> [Task brief]:
Copy out the following data unchanged, beginning with the line that contains "x-tick-label: 3/13 (463, 297, 485, 310)" and continuing through the last line of the data.

> [Layout dataset data]:
·····

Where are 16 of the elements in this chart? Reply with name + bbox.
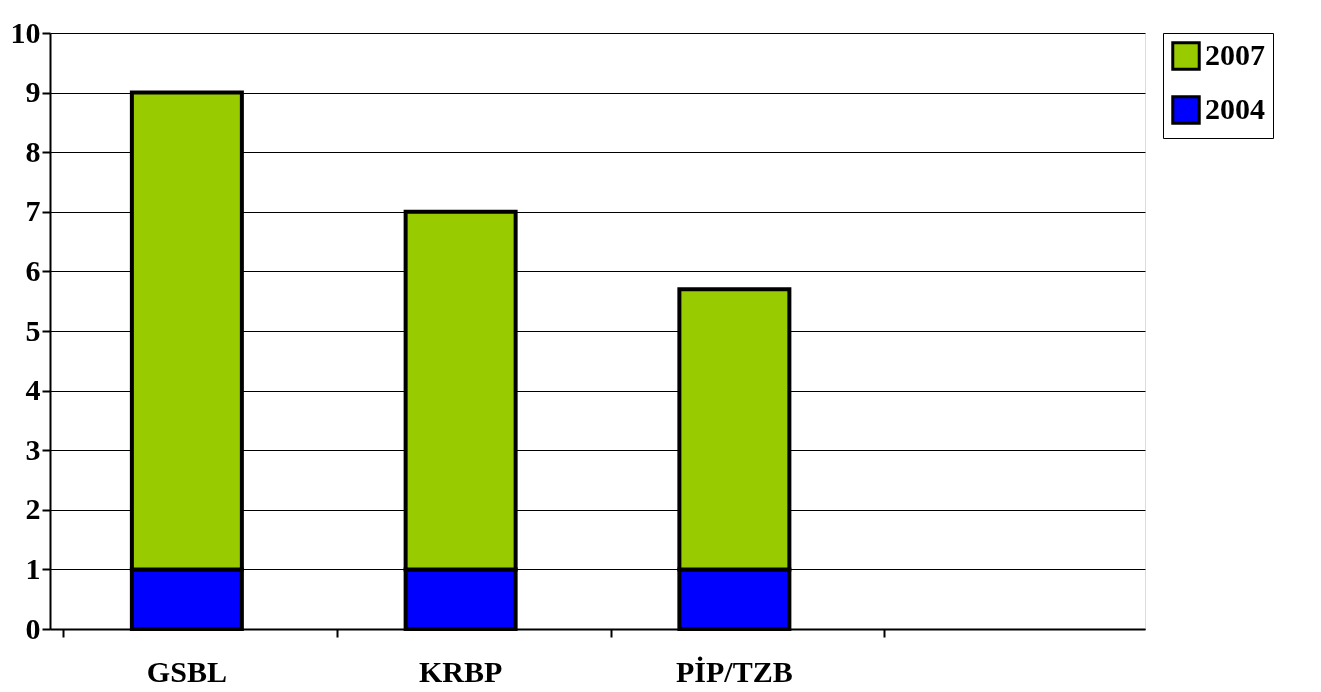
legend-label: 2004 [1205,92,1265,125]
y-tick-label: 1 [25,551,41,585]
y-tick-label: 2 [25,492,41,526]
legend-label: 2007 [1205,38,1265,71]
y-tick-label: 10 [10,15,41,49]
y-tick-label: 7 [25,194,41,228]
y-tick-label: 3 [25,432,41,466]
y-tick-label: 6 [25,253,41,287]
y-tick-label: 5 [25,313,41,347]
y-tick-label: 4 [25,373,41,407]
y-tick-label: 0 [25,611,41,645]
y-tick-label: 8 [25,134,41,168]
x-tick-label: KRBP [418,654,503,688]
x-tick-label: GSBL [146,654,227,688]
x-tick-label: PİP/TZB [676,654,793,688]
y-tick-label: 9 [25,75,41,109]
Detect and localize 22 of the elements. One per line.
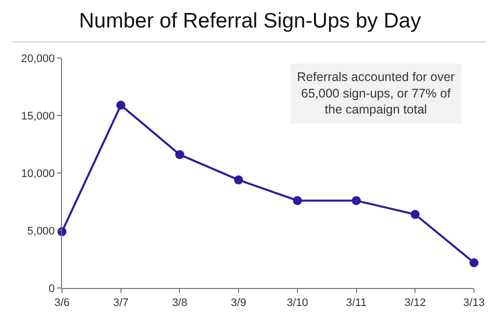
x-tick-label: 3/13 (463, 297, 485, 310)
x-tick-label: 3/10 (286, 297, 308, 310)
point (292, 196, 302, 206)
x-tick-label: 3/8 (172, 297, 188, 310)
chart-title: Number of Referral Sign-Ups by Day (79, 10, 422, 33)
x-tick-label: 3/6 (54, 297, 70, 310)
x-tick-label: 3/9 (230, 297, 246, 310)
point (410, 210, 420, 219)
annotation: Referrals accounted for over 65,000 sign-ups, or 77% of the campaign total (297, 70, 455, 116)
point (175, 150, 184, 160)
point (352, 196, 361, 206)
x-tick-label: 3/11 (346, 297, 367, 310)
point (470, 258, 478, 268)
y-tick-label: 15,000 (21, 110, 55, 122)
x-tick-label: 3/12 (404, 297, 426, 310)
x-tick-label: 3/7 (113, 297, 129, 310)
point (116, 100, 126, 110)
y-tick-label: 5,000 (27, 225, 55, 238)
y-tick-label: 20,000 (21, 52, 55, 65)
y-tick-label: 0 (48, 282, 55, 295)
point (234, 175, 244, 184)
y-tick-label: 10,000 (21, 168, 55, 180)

·····

> [Task output]:
x-tick-label: 3/13 (463, 297, 485, 310)
x-tick-label: 3/10 (286, 297, 308, 310)
point (292, 196, 302, 206)
x-tick-label: 3/8 (172, 297, 188, 310)
chart-title: Number of Referral Sign-Ups by Day (79, 10, 422, 33)
x-tick-label: 3/6 (54, 297, 70, 310)
x-tick-label: 3/9 (230, 297, 246, 310)
point (410, 210, 420, 219)
annotation: Referrals accounted for over 65,000 sign-ups, or 77% of the campaign total (297, 70, 455, 116)
point (175, 150, 184, 160)
point (352, 196, 361, 206)
x-tick-label: 3/11 (346, 297, 367, 310)
point (470, 258, 478, 268)
y-tick-label: 15,000 (21, 110, 55, 122)
x-tick-label: 3/12 (404, 297, 426, 310)
x-tick-label: 3/7 (113, 297, 129, 310)
point (116, 100, 126, 110)
y-tick-label: 5,000 (27, 225, 55, 238)
y-tick-label: 20,000 (21, 52, 55, 65)
y-tick-label: 0 (48, 282, 55, 295)
point (234, 175, 244, 184)
y-tick-label: 10,000 (21, 168, 55, 180)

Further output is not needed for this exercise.